= Raw data =
........

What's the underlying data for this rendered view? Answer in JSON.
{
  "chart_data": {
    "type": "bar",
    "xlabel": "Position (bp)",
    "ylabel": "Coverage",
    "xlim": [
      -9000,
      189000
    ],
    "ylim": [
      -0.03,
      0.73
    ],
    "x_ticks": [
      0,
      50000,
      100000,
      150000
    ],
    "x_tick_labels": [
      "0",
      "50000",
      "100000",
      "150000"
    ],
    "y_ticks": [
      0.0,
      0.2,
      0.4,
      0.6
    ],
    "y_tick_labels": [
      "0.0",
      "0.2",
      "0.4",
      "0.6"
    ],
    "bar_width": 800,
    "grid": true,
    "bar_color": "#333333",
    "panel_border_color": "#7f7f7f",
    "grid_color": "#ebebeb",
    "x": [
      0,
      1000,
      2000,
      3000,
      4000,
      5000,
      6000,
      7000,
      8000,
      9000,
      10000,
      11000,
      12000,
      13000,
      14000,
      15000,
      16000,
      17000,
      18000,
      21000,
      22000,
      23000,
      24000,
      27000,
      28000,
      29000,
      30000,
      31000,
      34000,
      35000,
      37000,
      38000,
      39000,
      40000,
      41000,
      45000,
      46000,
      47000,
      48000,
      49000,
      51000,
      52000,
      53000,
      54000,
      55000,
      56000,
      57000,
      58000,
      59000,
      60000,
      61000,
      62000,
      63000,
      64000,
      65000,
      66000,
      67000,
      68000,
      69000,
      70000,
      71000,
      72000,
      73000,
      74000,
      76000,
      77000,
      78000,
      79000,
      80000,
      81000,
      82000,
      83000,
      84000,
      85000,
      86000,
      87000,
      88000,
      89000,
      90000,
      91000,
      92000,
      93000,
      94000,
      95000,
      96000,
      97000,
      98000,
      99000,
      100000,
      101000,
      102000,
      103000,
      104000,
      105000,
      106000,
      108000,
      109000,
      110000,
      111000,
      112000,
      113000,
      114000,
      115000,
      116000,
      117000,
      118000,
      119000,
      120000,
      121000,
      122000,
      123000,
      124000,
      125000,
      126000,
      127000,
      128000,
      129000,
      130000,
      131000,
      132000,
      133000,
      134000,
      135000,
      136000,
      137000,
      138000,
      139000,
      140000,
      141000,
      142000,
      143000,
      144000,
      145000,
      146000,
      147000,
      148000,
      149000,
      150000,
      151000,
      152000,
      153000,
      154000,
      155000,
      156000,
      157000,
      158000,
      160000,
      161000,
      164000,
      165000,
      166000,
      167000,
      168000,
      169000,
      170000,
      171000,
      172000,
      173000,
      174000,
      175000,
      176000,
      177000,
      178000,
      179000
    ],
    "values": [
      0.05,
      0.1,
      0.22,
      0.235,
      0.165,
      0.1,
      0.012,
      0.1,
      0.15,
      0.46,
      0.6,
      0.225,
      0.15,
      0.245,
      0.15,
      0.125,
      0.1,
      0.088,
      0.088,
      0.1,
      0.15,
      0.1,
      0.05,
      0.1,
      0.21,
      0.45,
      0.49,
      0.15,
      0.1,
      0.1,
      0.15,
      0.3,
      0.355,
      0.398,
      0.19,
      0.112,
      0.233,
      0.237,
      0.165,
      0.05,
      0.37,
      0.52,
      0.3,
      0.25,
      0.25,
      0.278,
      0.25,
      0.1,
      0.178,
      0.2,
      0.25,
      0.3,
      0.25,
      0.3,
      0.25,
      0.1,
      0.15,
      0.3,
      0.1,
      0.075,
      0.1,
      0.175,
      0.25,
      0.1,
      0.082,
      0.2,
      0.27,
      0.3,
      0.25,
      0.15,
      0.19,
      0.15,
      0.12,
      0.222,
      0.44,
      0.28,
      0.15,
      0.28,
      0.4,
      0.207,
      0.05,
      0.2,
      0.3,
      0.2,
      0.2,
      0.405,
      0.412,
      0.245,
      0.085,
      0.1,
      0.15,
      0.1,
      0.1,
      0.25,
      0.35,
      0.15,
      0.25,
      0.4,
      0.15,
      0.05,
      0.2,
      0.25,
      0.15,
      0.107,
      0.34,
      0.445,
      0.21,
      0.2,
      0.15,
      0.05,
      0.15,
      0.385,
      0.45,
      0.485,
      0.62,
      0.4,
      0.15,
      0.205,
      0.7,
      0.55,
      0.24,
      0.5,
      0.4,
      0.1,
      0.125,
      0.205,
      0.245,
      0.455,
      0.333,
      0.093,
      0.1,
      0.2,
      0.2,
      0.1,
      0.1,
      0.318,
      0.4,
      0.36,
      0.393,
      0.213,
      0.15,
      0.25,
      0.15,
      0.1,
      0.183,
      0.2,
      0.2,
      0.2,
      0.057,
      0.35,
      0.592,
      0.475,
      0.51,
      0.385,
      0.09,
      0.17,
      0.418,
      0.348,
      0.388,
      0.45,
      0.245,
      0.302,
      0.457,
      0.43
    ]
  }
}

........

= Problem requirements =
Take the lines above and retype all of them exactly.

= Exercise result =
What's the underlying data for this rendered view? Answer in JSON.
{
  "chart_data": {
    "type": "bar",
    "xlabel": "Position (bp)",
    "ylabel": "Coverage",
    "xlim": [
      -9000,
      189000
    ],
    "ylim": [
      -0.03,
      0.73
    ],
    "x_ticks": [
      0,
      50000,
      100000,
      150000
    ],
    "x_tick_labels": [
      "0",
      "50000",
      "100000",
      "150000"
    ],
    "y_ticks": [
      0.0,
      0.2,
      0.4,
      0.6
    ],
    "y_tick_labels": [
      "0.0",
      "0.2",
      "0.4",
      "0.6"
    ],
    "bar_width": 800,
    "grid": true,
    "bar_color": "#333333",
    "panel_border_color": "#7f7f7f",
    "grid_color": "#ebebeb",
    "x": [
      0,
      1000,
      2000,
      3000,
      4000,
      5000,
      6000,
      7000,
      8000,
      9000,
      10000,
      11000,
      12000,
      13000,
      14000,
      15000,
      16000,
      17000,
      18000,
      21000,
      22000,
      23000,
      24000,
      27000,
      28000,
      29000,
      30000,
      31000,
      34000,
      35000,
      37000,
      38000,
      39000,
      40000,
      41000,
      45000,
      46000,
      47000,
      48000,
      49000,
      51000,
      52000,
      53000,
      54000,
      55000,
      56000,
      57000,
      58000,
      59000,
      60000,
      61000,
      62000,
      63000,
      64000,
      65000,
      66000,
      67000,
      68000,
      69000,
      70000,
      71000,
      72000,
      73000,
      74000,
      76000,
      77000,
      78000,
      79000,
      80000,
      81000,
      82000,
      83000,
      84000,
      85000,
      86000,
      87000,
      88000,
      89000,
      90000,
      91000,
      92000,
      93000,
      94000,
      95000,
      96000,
      97000,
      98000,
      99000,
      100000,
      101000,
      102000,
      103000,
      104000,
      105000,
      106000,
      108000,
      109000,
      110000,
      111000,
      112000,
      113000,
      114000,
      115000,
      116000,
      117000,
      118000,
      119000,
      120000,
      121000,
      122000,
      123000,
      124000,
      125000,
      126000,
      127000,
      128000,
      129000,
      130000,
      131000,
      132000,
      133000,
      134000,
      135000,
      136000,
      137000,
      138000,
      139000,
      140000,
      141000,
      142000,
      143000,
      144000,
      145000,
      146000,
      147000,
      148000,
      149000,
      150000,
      151000,
      152000,
      153000,
      154000,
      155000,
      156000,
      157000,
      158000,
      160000,
      161000,
      164000,
      165000,
      166000,
      167000,
      168000,
      169000,
      170000,
      171000,
      172000,
      173000,
      174000,
      175000,
      176000,
      177000,
      178000,
      179000
    ],
    "values": [
      0.05,
      0.1,
      0.22,
      0.235,
      0.165,
      0.1,
      0.012,
      0.1,
      0.15,
      0.46,
      0.6,
      0.225,
      0.15,
      0.245,
      0.15,
      0.125,
      0.1,
      0.088,
      0.088,
      0.1,
      0.15,
      0.1,
      0.05,
      0.1,
      0.21,
      0.45,
      0.49,
      0.15,
      0.1,
      0.1,
      0.15,
      0.3,
      0.355,
      0.398,
      0.19,
      0.112,
      0.233,
      0.237,
      0.165,
      0.05,
      0.37,
      0.52,
      0.3,
      0.25,
      0.25,
      0.278,
      0.25,
      0.1,
      0.178,
      0.2,
      0.25,
      0.3,
      0.25,
      0.3,
      0.25,
      0.1,
      0.15,
      0.3,
      0.1,
      0.075,
      0.1,
      0.175,
      0.25,
      0.1,
      0.082,
      0.2,
      0.27,
      0.3,
      0.25,
      0.15,
      0.19,
      0.15,
      0.12,
      0.222,
      0.44,
      0.28,
      0.15,
      0.28,
      0.4,
      0.207,
      0.05,
      0.2,
      0.3,
      0.2,
      0.2,
      0.405,
      0.412,
      0.245,
      0.085,
      0.1,
      0.15,
      0.1,
      0.1,
      0.25,
      0.35,
      0.15,
      0.25,
      0.4,
      0.15,
      0.05,
      0.2,
      0.25,
      0.15,
      0.107,
      0.34,
      0.445,
      0.21,
      0.2,
      0.15,
      0.05,
      0.15,
      0.385,
      0.45,
      0.485,
      0.62,
      0.4,
      0.15,
      0.205,
      0.7,
      0.55,
      0.24,
      0.5,
      0.4,
      0.1,
      0.125,
      0.205,
      0.245,
      0.455,
      0.333,
      0.093,
      0.1,
      0.2,
      0.2,
      0.1,
      0.1,
      0.318,
      0.4,
      0.36,
      0.393,
      0.213,
      0.15,
      0.25,
      0.15,
      0.1,
      0.183,
      0.2,
      0.2,
      0.2,
      0.057,
      0.35,
      0.592,
      0.475,
      0.51,
      0.385,
      0.09,
      0.17,
      0.418,
      0.348,
      0.388,
      0.45,
      0.245,
      0.302,
      0.457,
      0.43
    ]
  }
}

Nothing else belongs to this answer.